→ **GIVEN INSTRUCTION**: Go through the material below and copy all lines with "monitoring".

--- --- ---

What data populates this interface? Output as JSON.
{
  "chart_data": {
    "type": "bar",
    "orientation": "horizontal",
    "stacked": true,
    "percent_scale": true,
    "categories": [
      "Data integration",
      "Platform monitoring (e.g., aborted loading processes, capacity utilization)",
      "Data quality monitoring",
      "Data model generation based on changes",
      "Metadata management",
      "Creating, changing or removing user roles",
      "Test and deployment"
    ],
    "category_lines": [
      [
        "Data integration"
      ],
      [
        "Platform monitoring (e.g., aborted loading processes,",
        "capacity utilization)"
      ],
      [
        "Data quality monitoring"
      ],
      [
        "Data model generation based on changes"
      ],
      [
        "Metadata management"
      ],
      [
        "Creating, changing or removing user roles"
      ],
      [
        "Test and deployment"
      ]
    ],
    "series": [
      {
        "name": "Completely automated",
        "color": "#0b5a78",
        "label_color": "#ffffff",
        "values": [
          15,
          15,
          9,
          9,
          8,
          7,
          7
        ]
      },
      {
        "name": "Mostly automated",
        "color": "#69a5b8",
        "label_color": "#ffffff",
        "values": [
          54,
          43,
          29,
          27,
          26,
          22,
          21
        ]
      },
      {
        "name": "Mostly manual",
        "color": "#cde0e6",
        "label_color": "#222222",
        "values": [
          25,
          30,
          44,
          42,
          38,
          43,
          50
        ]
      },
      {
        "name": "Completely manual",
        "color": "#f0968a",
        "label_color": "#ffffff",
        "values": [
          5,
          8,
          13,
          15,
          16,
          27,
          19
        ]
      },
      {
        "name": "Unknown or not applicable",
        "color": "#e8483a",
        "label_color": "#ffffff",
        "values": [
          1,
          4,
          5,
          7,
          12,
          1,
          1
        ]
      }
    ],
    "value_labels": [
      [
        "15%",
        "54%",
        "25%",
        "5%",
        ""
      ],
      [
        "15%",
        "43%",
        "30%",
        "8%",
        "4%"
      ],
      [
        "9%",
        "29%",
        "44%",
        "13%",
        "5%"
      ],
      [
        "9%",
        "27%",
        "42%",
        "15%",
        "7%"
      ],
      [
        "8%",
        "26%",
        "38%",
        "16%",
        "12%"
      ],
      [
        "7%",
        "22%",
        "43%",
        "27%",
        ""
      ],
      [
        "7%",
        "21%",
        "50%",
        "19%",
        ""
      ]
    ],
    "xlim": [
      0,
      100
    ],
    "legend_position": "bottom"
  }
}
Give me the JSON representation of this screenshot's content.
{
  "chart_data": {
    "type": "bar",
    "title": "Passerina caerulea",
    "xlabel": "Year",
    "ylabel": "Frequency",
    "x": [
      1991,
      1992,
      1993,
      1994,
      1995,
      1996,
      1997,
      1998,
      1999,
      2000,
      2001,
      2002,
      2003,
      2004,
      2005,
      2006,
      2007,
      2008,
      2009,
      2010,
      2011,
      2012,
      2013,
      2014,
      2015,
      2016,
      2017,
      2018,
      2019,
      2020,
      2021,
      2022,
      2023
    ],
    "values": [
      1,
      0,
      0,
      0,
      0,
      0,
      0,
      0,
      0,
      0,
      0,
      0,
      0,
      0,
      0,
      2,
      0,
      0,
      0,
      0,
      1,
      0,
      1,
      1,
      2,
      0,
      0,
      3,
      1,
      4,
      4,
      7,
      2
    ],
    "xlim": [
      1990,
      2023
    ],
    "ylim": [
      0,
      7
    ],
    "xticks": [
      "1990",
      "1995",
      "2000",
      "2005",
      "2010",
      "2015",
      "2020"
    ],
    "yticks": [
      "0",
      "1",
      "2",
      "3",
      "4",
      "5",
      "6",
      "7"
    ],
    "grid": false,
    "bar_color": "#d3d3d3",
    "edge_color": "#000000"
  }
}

--- --- ---

→ **EXERCISE OUTPUT**:
      "Platform monitoring (e.g., aborted loading processes, capacity utilization)",
      "Data quality monitoring",
        "Platform monitoring (e.g., aborted loading processes,",
        "Data quality monitoring"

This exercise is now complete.